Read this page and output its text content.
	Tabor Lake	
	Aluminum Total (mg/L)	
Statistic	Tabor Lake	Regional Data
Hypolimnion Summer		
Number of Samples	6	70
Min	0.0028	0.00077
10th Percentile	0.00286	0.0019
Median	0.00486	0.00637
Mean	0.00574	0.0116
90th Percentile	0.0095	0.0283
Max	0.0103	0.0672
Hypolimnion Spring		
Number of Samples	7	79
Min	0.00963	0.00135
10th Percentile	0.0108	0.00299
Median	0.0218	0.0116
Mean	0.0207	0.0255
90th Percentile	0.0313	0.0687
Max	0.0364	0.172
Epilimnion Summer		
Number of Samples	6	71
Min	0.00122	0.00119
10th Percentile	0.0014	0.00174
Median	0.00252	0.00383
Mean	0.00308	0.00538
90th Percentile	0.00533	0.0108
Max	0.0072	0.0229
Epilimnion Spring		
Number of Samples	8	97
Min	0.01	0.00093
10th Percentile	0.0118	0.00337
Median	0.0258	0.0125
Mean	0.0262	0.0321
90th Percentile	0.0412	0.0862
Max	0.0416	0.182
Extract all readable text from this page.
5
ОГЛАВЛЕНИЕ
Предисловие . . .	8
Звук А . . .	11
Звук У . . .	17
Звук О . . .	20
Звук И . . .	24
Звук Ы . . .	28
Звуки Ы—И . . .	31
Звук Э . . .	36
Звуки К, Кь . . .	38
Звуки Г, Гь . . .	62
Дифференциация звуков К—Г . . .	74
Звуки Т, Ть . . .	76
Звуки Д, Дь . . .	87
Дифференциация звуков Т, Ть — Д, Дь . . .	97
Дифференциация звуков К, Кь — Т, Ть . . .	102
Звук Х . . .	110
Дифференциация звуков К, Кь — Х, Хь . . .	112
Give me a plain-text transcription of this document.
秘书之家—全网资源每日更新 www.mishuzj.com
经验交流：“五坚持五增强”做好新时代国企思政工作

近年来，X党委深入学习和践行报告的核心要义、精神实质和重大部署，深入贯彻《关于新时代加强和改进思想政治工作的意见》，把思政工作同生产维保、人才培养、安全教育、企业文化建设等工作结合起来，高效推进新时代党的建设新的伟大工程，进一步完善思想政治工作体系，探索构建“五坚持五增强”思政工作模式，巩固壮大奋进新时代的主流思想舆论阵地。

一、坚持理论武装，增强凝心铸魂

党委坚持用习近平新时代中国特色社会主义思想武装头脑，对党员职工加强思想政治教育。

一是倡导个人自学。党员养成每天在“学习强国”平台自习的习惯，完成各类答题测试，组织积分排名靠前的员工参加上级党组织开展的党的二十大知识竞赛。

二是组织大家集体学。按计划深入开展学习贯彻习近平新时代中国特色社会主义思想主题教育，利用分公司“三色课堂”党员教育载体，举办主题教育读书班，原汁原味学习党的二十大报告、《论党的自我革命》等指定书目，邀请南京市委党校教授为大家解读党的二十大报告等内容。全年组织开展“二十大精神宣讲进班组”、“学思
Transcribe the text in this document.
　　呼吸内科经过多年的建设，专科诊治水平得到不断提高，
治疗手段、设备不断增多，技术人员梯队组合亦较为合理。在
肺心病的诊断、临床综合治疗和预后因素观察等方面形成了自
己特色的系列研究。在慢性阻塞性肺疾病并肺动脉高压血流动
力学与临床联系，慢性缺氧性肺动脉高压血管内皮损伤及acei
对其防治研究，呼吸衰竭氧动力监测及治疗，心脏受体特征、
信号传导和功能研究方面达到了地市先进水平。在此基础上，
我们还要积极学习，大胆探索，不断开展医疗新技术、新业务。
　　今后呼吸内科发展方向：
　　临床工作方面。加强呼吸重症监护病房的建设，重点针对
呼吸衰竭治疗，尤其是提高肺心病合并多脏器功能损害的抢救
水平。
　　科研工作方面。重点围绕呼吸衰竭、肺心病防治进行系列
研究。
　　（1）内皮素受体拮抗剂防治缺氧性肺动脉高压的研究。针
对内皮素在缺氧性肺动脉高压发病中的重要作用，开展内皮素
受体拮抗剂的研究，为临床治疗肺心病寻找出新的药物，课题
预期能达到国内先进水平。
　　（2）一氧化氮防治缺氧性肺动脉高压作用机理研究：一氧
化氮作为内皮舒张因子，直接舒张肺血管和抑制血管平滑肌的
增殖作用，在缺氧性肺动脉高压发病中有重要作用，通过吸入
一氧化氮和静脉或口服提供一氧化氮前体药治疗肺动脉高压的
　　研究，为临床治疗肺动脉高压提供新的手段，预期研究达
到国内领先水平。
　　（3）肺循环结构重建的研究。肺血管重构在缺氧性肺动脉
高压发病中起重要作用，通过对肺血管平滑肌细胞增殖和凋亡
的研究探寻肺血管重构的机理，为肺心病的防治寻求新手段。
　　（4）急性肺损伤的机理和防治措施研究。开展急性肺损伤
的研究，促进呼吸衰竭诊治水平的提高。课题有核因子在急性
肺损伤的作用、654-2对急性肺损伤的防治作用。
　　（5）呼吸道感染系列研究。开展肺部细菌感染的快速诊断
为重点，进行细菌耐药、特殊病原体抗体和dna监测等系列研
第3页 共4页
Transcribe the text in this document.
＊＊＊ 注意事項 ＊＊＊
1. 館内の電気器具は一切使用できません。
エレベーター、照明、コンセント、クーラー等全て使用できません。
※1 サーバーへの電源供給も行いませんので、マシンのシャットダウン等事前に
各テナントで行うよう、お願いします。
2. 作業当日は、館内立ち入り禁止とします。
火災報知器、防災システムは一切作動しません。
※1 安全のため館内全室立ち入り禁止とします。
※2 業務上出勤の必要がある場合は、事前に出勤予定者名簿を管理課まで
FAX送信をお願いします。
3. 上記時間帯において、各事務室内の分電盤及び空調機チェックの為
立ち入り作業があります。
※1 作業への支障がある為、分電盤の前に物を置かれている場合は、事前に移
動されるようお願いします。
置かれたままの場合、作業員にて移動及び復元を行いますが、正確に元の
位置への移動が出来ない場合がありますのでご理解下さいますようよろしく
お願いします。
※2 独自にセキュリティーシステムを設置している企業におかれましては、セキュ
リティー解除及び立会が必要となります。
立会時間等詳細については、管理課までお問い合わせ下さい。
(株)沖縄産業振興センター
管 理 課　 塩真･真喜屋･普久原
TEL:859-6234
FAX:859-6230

● THE PROBLEM:
Without omitting anything, output the entries exactly.

● EXERCISE RESULT:
Read this page and output its text content.
	Tabor Lake	
	Aluminum Total (mg/L)	
Statistic	Tabor Lake	Regional Data
Hypolimnion Summer		
Number of Samples	6	70
Min	0.0028	0.00077
10th Percentile	0.00286	0.0019
Median	0.00486	0.00637
Mean	0.00574	0.0116
90th Percentile	0.0095	0.0283
Max	0.0103	0.0672
Hypolimnion Spring		
Number of Samples	7	79
Min	0.00963	0.00135
10th Percentile	0.0108	0.00299
Median	0.0218	0.0116
Mean	0.0207	0.0255
90th Percentile	0.0313	0.0687
Max	0.0364	0.172
Epilimnion Summer		
Number of Samples	6	71
Min	0.00122	0.00119
10th Percentile	0.0014	0.00174
Median	0.00252	0.00383
Mean	0.00308	0.00538
90th Percentile	0.00533	0.0108
Max	0.0072	0.0229
Epilimnion Spring		
Number of Samples	8	97
Min	0.01	0.00093
10th Percentile	0.0118	0.00337
Median	0.0258	0.0125
Mean	0.0262	0.0321
90th Percentile	0.0412	0.0862
Max	0.0416	0.182
Extract all readable text from this page.
5
ОГЛАВЛЕНИЕ
Предисловие . . .	8
Звук А . . .	11
Звук У . . .	17
Звук О . . .	20
Звук И . . .	24
Звук Ы . . .	28
Звуки Ы—И . . .	31
Звук Э . . .	36
Звуки К, Кь . . .	38
Звуки Г, Гь . . .	62
Дифференциация звуков К—Г . . .	74
Звуки Т, Ть . . .	76
Звуки Д, Дь . . .	87
Дифференциация звуков Т, Ть — Д, Дь . . .	97
Дифференциация звуков К, Кь — Т, Ть . . .	102
Звук Х . . .	110
Дифференциация звуков К, Кь — Х, Хь . . .	112
Give me a plain-text transcription of this document.
秘书之家—全网资源每日更新 www.mishuzj.com
经验交流：“五坚持五增强”做好新时代国企思政工作

近年来，X党委深入学习和践行报告的核心要义、精神实质和重大部署，深入贯彻《关于新时代加强和改进思想政治工作的意见》，把思政工作同生产维保、人才培养、安全教育、企业文化建设等工作结合起来，高效推进新时代党的建设新的伟大工程，进一步完善思想政治工作体系，探索构建“五坚持五增强”思政工作模式，巩固壮大奋进新时代的主流思想舆论阵地。

一、坚持理论武装，增强凝心铸魂

党委坚持用习近平新时代中国特色社会主义思想武装头脑，对党员职工加强思想政治教育。

一是倡导个人自学。党员养成每天在“学习强国”平台自习的习惯，完成各类答题测试，组织积分排名靠前的员工参加上级党组织开展的党的二十大知识竞赛。

二是组织大家集体学。按计划深入开展学习贯彻习近平新时代中国特色社会主义思想主题教育，利用分公司“三色课堂”党员教育载体，举办主题教育读书班，原汁原味学习党的二十大报告、《论党的自我革命》等指定书目，邀请南京市委党校教授为大家解读党的二十大报告等内容。全年组织开展“二十大精神宣讲进班组”、“学思
Transcribe the text in this document.
　　呼吸内科经过多年的建设，专科诊治水平得到不断提高，
治疗手段、设备不断增多，技术人员梯队组合亦较为合理。在
肺心病的诊断、临床综合治疗和预后因素观察等方面形成了自
己特色的系列研究。在慢性阻塞性肺疾病并肺动脉高压血流动
力学与临床联系，慢性缺氧性肺动脉高压血管内皮损伤及acei
对其防治研究，呼吸衰竭氧动力监测及治疗，心脏受体特征、
信号传导和功能研究方面达到了地市先进水平。在此基础上，
我们还要积极学习，大胆探索，不断开展医疗新技术、新业务。
　　今后呼吸内科发展方向：
　　临床工作方面。加强呼吸重症监护病房的建设，重点针对
呼吸衰竭治疗，尤其是提高肺心病合并多脏器功能损害的抢救
水平。
　　科研工作方面。重点围绕呼吸衰竭、肺心病防治进行系列
研究。
　　（1）内皮素受体拮抗剂防治缺氧性肺动脉高压的研究。针
对内皮素在缺氧性肺动脉高压发病中的重要作用，开展内皮素
受体拮抗剂的研究，为临床治疗肺心病寻找出新的药物，课题
预期能达到国内先进水平。
　　（2）一氧化氮防治缺氧性肺动脉高压作用机理研究：一氧
化氮作为内皮舒张因子，直接舒张肺血管和抑制血管平滑肌的
增殖作用，在缺氧性肺动脉高压发病中有重要作用，通过吸入
一氧化氮和静脉或口服提供一氧化氮前体药治疗肺动脉高压的
　　研究，为临床治疗肺动脉高压提供新的手段，预期研究达
到国内领先水平。
　　（3）肺循环结构重建的研究。肺血管重构在缺氧性肺动脉
高压发病中起重要作用，通过对肺血管平滑肌细胞增殖和凋亡
的研究探寻肺血管重构的机理，为肺心病的防治寻求新手段。
　　（4）急性肺损伤的机理和防治措施研究。开展急性肺损伤
的研究，促进呼吸衰竭诊治水平的提高。课题有核因子在急性
肺损伤的作用、654-2对急性肺损伤的防治作用。
　　（5）呼吸道感染系列研究。开展肺部细菌感染的快速诊断
为重点，进行细菌耐药、特殊病原体抗体和dna监测等系列研
第3页 共4页
Transcribe the text in this document.
＊＊＊ 注意事項 ＊＊＊
1. 館内の電気器具は一切使用できません。
エレベーター、照明、コンセント、クーラー等全て使用できません。
※1 サーバーへの電源供給も行いませんので、マシンのシャットダウン等事前に
各テナントで行うよう、お願いします。
2. 作業当日は、館内立ち入り禁止とします。
火災報知器、防災システムは一切作動しません。
※1 安全のため館内全室立ち入り禁止とします。
※2 業務上出勤の必要がある場合は、事前に出勤予定者名簿を管理課まで
FAX送信をお願いします。
3. 上記時間帯において、各事務室内の分電盤及び空調機チェックの為
立ち入り作業があります。
※1 作業への支障がある為、分電盤の前に物を置かれている場合は、事前に移
動されるようお願いします。
置かれたままの場合、作業員にて移動及び復元を行いますが、正確に元の
位置への移動が出来ない場合がありますのでご理解下さいますようよろしく
お願いします。
※2 独自にセキュリティーシステムを設置している企業におかれましては、セキュ
リティー解除及び立会が必要となります。
立会時間等詳細については、管理課までお問い合わせ下さい。
(株)沖縄産業振興センター
管 理 課　 塩真･真喜屋･普久原
TEL:859-6234
FAX:859-6230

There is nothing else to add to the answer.